** Start Extracted data **

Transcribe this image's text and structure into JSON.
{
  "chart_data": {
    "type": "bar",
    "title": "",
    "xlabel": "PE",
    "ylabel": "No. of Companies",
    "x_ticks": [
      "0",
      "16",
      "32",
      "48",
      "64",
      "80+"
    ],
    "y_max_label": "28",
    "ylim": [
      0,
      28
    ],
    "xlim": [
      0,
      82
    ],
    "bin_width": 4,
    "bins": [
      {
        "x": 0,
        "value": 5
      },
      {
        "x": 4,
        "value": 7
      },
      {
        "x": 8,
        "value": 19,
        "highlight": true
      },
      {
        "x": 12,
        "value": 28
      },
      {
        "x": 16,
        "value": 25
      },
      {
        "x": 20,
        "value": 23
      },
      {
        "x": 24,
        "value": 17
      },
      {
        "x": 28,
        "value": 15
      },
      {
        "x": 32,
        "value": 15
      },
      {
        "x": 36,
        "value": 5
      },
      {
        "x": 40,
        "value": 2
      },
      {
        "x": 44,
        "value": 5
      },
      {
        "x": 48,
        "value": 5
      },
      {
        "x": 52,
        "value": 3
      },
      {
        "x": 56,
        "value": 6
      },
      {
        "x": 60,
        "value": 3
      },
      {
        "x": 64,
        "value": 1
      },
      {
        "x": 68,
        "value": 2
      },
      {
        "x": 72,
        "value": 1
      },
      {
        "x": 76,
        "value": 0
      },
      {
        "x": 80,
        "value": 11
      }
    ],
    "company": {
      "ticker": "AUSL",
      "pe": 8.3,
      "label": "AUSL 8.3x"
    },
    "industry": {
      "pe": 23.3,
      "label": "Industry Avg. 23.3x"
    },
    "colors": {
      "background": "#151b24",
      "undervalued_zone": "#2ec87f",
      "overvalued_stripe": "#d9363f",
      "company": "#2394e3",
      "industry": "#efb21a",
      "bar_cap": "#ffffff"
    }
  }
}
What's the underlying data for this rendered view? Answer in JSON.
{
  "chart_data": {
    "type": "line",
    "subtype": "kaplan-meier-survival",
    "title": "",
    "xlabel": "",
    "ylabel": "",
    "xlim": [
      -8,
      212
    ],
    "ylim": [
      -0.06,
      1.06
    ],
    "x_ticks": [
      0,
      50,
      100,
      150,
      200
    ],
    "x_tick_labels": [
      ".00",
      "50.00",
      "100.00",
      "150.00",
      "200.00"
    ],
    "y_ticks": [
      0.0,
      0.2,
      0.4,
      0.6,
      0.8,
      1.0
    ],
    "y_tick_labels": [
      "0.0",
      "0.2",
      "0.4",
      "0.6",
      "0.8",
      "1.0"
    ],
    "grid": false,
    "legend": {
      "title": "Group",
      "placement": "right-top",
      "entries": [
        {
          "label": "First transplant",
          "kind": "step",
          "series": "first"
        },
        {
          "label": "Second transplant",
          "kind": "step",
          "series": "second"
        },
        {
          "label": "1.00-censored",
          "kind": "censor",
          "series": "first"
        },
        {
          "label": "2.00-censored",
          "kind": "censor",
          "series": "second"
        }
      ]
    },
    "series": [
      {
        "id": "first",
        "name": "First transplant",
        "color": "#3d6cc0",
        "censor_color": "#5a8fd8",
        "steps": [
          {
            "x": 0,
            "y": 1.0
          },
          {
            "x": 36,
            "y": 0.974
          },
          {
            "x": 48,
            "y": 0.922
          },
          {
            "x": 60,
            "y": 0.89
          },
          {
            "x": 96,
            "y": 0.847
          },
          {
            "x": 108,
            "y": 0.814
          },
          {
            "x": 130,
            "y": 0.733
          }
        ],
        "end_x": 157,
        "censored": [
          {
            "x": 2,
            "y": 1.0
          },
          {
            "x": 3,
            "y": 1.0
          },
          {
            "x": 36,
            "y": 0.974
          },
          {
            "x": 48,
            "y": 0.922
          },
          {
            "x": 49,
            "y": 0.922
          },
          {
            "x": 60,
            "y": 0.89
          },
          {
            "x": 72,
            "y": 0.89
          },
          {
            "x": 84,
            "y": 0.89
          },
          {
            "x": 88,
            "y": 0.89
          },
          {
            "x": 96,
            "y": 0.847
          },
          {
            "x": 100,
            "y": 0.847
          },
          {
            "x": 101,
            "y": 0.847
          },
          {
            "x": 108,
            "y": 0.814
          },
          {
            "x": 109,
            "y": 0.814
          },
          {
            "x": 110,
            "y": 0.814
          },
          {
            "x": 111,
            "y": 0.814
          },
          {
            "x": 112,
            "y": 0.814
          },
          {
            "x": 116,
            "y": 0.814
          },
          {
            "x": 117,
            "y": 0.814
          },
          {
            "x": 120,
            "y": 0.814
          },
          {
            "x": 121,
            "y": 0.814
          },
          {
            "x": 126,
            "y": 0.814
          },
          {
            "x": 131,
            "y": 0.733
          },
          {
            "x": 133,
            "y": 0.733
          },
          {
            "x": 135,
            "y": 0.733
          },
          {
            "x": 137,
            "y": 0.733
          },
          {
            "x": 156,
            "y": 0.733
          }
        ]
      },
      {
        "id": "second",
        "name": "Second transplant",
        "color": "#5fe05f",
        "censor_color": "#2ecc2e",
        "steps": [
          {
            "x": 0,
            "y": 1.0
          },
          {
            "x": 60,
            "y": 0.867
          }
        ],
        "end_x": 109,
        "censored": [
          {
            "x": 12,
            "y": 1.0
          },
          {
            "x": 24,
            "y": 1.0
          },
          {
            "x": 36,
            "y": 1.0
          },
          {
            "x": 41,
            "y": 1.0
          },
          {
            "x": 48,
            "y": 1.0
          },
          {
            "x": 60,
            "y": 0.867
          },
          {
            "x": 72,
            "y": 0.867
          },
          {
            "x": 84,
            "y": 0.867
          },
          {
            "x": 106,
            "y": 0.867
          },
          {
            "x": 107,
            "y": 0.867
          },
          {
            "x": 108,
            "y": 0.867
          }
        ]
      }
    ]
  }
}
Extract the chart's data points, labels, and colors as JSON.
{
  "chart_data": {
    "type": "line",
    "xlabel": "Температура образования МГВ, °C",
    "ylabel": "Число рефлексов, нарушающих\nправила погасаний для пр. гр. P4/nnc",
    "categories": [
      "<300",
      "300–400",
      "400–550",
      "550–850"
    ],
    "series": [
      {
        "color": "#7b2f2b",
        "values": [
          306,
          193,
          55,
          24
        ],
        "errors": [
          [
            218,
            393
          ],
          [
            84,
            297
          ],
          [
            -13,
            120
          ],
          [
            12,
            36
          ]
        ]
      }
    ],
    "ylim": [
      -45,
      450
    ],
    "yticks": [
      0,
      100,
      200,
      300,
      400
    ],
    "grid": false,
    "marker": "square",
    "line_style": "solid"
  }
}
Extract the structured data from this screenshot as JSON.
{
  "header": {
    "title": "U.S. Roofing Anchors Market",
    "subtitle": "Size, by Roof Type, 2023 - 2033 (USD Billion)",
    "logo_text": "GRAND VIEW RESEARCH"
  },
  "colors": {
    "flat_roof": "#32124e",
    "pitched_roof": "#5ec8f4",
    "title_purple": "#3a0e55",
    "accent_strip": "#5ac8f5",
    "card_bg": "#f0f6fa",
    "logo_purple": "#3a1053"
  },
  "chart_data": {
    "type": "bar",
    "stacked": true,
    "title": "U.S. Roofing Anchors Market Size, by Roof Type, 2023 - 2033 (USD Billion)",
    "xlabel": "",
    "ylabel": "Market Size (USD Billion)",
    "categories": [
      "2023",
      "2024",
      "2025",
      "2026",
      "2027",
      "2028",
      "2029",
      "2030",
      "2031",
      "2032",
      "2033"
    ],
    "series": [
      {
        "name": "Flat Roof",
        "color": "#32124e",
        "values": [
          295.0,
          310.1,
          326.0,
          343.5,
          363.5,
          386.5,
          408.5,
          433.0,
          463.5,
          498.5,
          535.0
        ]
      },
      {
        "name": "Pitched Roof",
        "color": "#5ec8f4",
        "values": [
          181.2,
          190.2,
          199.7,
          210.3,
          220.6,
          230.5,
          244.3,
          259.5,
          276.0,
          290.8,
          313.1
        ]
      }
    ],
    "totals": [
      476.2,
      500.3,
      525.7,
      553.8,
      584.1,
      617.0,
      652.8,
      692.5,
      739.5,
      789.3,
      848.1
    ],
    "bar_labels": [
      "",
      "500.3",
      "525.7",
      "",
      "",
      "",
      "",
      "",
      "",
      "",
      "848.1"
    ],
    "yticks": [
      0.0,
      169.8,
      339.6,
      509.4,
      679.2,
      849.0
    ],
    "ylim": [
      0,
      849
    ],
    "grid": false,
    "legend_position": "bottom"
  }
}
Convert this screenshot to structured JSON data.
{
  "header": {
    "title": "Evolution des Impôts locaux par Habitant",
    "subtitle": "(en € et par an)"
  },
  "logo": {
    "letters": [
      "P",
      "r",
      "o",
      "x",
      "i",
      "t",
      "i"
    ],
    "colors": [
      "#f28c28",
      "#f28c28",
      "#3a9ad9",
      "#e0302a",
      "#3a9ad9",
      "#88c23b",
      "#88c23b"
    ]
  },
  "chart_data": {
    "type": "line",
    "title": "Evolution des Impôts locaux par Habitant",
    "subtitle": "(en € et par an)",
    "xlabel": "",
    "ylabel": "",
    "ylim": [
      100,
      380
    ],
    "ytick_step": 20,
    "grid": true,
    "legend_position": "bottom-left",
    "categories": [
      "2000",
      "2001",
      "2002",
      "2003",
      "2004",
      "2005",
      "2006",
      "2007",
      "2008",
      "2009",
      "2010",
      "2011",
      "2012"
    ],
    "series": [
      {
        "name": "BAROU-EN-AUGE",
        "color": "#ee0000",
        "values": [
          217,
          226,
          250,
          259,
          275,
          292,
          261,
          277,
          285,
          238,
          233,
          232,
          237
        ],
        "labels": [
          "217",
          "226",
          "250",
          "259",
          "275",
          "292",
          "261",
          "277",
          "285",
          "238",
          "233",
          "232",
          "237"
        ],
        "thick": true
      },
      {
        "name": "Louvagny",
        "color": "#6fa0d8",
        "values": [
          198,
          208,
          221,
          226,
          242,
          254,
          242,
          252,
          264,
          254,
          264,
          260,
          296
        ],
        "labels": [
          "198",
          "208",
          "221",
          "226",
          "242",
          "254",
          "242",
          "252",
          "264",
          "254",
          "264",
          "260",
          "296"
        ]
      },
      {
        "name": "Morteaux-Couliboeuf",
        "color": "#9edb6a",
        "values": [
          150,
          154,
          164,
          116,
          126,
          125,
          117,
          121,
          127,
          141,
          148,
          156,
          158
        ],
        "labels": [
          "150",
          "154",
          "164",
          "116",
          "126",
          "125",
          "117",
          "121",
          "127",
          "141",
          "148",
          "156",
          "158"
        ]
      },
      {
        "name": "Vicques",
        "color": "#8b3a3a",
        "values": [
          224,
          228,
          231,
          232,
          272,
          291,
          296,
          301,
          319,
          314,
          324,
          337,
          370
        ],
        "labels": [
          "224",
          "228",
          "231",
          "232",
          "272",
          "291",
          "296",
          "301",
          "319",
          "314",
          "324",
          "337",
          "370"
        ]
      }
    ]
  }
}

** End Extracted data **

*Task requirements*: Copy out every line where the word "Roofing" occurs.

*Task response*:
    "title": "U.S. Roofing Anchors Market",
    "title": "U.S. Roofing Anchors Market Size, by Roof Type, 2023 - 2033 (USD Billion)",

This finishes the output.